Listing |

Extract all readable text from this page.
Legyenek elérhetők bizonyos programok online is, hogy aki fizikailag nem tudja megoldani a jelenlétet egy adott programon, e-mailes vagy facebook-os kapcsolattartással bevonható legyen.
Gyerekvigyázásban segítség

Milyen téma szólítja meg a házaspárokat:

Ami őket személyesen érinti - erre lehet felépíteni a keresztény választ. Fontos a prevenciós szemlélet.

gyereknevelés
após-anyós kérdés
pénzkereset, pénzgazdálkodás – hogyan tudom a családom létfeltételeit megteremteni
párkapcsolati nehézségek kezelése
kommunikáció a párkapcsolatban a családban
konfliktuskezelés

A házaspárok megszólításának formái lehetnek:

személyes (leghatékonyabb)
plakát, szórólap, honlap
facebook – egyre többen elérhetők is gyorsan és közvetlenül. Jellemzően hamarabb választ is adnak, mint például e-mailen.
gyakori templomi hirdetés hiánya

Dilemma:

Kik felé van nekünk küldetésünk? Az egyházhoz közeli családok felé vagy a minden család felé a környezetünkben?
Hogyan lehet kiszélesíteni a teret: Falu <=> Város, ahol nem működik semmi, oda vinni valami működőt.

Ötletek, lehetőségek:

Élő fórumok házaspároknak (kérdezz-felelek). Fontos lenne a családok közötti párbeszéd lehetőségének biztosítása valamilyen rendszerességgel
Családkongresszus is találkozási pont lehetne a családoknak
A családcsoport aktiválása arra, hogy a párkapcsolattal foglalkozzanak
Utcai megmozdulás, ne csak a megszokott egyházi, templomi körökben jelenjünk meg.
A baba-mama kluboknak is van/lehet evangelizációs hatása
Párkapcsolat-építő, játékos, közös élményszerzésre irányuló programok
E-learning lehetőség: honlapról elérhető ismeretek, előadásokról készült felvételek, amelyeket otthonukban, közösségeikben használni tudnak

Problem to solve | List all lines from the entries that include the word "elérhetők".

Result for this exercise |
Legyenek elérhetők bizonyos programok online is, hogy aki fizikailag nem tudja megoldani a jelenlétet egy adott programon, e-mailes vagy facebook-os kapcsolattartással bevonható legyen.
facebook – egyre többen elérhetők is gyorsan és közvetlenül. Jellemzően hamarabb választ is adnak, mint például e-mailen.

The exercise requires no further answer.